## Work to be completed
Each entry below is to be duplicated verbatim.

## Data lines
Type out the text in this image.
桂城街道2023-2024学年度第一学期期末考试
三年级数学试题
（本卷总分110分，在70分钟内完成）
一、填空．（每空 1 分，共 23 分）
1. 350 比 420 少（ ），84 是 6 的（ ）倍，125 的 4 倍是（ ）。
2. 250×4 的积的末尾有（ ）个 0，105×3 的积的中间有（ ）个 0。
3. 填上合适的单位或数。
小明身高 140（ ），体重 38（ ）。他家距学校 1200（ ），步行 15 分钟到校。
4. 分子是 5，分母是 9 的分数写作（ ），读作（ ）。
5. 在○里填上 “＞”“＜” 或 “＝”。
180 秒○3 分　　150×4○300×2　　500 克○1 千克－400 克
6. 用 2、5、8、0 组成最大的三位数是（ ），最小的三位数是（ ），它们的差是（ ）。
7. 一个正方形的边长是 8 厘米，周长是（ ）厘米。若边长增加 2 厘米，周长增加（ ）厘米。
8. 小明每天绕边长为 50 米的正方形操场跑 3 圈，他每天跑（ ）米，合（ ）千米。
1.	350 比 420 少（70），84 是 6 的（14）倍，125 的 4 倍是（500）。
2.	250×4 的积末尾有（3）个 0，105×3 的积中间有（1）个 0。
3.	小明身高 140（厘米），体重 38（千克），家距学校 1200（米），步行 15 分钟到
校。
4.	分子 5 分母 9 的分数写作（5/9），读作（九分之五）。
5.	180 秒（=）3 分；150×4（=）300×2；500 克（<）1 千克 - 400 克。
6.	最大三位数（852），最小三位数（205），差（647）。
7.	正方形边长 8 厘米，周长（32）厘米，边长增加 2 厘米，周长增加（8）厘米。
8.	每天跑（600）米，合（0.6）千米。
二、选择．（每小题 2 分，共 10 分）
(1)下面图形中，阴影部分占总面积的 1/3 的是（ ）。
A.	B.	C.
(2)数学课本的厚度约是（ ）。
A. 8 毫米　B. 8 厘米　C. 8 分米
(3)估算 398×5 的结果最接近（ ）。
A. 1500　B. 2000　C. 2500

## Final result
Type out the text in this image.
桂城街道2023-2024学年度第一学期期末考试
三年级数学试题
（本卷总分110分，在70分钟内完成）
一、填空．（每空 1 分，共 23 分）
1. 350 比 420 少（ ），84 是 6 的（ ）倍，125 的 4 倍是（ ）。
2. 250×4 的积的末尾有（ ）个 0，105×3 的积的中间有（ ）个 0。
3. 填上合适的单位或数。
小明身高 140（ ），体重 38（ ）。他家距学校 1200（ ），步行 15 分钟到校。
4. 分子是 5，分母是 9 的分数写作（ ），读作（ ）。
5. 在○里填上 “＞”“＜” 或 “＝”。
180 秒○3 分　　150×4○300×2　　500 克○1 千克－400 克
6. 用 2、5、8、0 组成最大的三位数是（ ），最小的三位数是（ ），它们的差是（ ）。
7. 一个正方形的边长是 8 厘米，周长是（ ）厘米。若边长增加 2 厘米，周长增加（ ）厘米。
8. 小明每天绕边长为 50 米的正方形操场跑 3 圈，他每天跑（ ）米，合（ ）千米。
1.	350 比 420 少（70），84 是 6 的（14）倍，125 的 4 倍是（500）。
2.	250×4 的积末尾有（3）个 0，105×3 的积中间有（1）个 0。
3.	小明身高 140（厘米），体重 38（千克），家距学校 1200（米），步行 15 分钟到
校。
4.	分子 5 分母 9 的分数写作（5/9），读作（九分之五）。
5.	180 秒（=）3 分；150×4（=）300×2；500 克（<）1 千克 - 400 克。
6.	最大三位数（852），最小三位数（205），差（647）。
7.	正方形边长 8 厘米，周长（32）厘米，边长增加 2 厘米，周长增加（8）厘米。
8.	每天跑（600）米，合（0.6）千米。
二、选择．（每小题 2 分，共 10 分）
(1)下面图形中，阴影部分占总面积的 1/3 的是（ ）。
A.	B.	C.
(2)数学课本的厚度约是（ ）。
A. 8 毫米　B. 8 厘米　C. 8 分米
(3)估算 398×5 的结果最接近（ ）。
A. 1500　B. 2000　C. 2500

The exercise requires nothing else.